_Written instruction_
Locate every line below that contains the word "Sentiment" and copy it.

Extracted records

================

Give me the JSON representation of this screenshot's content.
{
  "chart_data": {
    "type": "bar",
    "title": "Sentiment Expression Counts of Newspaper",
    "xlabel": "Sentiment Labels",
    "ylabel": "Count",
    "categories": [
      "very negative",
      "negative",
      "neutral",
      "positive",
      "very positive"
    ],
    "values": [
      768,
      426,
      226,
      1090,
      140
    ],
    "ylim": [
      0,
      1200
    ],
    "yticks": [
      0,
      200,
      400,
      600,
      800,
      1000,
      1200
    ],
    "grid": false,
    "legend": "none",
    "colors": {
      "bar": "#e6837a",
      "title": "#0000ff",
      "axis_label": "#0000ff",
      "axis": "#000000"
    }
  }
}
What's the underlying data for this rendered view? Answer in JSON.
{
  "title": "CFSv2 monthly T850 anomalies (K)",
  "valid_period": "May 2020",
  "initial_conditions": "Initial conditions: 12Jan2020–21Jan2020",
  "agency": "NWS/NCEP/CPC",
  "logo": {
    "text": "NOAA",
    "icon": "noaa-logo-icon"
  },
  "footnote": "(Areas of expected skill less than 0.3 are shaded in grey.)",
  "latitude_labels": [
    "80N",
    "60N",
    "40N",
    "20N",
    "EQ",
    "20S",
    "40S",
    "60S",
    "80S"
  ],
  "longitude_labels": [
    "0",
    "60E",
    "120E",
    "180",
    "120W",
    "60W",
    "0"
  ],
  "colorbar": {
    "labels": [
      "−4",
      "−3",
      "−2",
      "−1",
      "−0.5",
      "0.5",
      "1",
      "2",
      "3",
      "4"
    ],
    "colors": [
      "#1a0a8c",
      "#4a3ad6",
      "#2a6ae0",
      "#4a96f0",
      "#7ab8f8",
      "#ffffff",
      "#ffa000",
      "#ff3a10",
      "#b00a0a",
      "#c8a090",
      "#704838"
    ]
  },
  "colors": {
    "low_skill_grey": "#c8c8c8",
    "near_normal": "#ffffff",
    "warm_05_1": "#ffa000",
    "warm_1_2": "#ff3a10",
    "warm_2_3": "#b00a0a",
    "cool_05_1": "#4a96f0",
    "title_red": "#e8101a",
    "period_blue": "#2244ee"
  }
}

================

_Result of the exercise_
    "title": "Sentiment Expression Counts of Newspaper",
    "xlabel": "Sentiment Labels",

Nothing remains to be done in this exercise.